_TASK DETAILS_. Below are some records: retype them all exactly, but not the pictures.

_INPUT MATERIAL_.

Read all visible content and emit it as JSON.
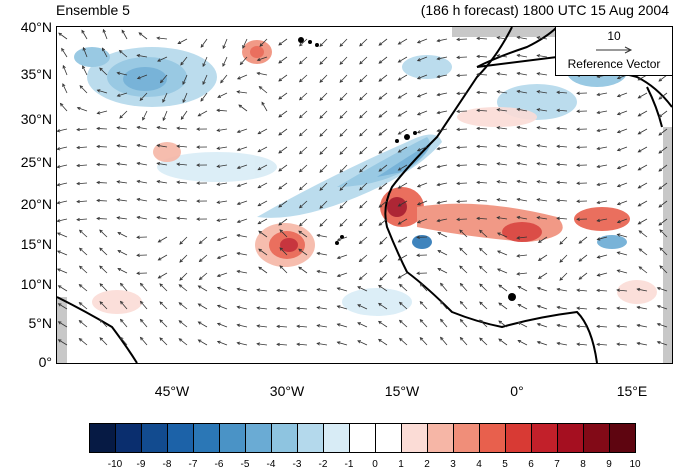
{
  "header": {
    "ensemble_label": "Ensemble 5",
    "forecast_label": "(186 h forecast) 1800 UTC 15 Aug 2004"
  },
  "axes": {
    "lat_labels": [
      "40°N",
      "35°N",
      "30°N",
      "25°N",
      "20°N",
      "15°N",
      "10°N",
      "5°N",
      "0°"
    ],
    "lon_labels": [
      "45°W",
      "30°W",
      "15°W",
      "0°",
      "15°E"
    ]
  },
  "reference_vector": {
    "magnitude": "10",
    "label": "Reference Vector"
  },
  "colorbar": {
    "labels": [
      "-10",
      "-9",
      "-8",
      "-7",
      "-6",
      "-5",
      "-4",
      "-3",
      "-2",
      "-1",
      "0",
      "1",
      "2",
      "3",
      "4",
      "5",
      "6",
      "7",
      "8",
      "9",
      "10"
    ],
    "colors": [
      "#061a44",
      "#0a2e6e",
      "#124b8f",
      "#1c62a8",
      "#2b77b6",
      "#4a93c6",
      "#6aabd4",
      "#8ec4e0",
      "#b4d9ec",
      "#d8ecf6",
      "#ffffff",
      "#ffffff",
      "#fbdcd6",
      "#f6b6a6",
      "#f08e79",
      "#e8604d",
      "#d83a34",
      "#c2202a",
      "#a50f20",
      "#820a17",
      "#5e0510"
    ]
  },
  "map": {
    "land_outline_color": "#000000",
    "missing_data_color": "#c8c8c8",
    "vector_color": "#333333"
  }
}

_SOLUTION TO THIS EXERCISE_.
Read all visible content and emit it as JSON.
{
  "header": {
    "ensemble_label": "Ensemble 5",
    "forecast_label": "(186 h forecast) 1800 UTC 15 Aug 2004"
  },
  "axes": {
    "lat_labels": [
      "40°N",
      "35°N",
      "30°N",
      "25°N",
      "20°N",
      "15°N",
      "10°N",
      "5°N",
      "0°"
    ],
    "lon_labels": [
      "45°W",
      "30°W",
      "15°W",
      "0°",
      "15°E"
    ]
  },
  "reference_vector": {
    "magnitude": "10",
    "label": "Reference Vector"
  },
  "colorbar": {
    "labels": [
      "-10",
      "-9",
      "-8",
      "-7",
      "-6",
      "-5",
      "-4",
      "-3",
      "-2",
      "-1",
      "0",
      "1",
      "2",
      "3",
      "4",
      "5",
      "6",
      "7",
      "8",
      "9",
      "10"
    ],
    "colors": [
      "#061a44",
      "#0a2e6e",
      "#124b8f",
      "#1c62a8",
      "#2b77b6",
      "#4a93c6",
      "#6aabd4",
      "#8ec4e0",
      "#b4d9ec",
      "#d8ecf6",
      "#ffffff",
      "#ffffff",
      "#fbdcd6",
      "#f6b6a6",
      "#f08e79",
      "#e8604d",
      "#d83a34",
      "#c2202a",
      "#a50f20",
      "#820a17",
      "#5e0510"
    ]
  },
  "map": {
    "land_outline_color": "#000000",
    "missing_data_color": "#c8c8c8",
    "vector_color": "#333333"
  }
}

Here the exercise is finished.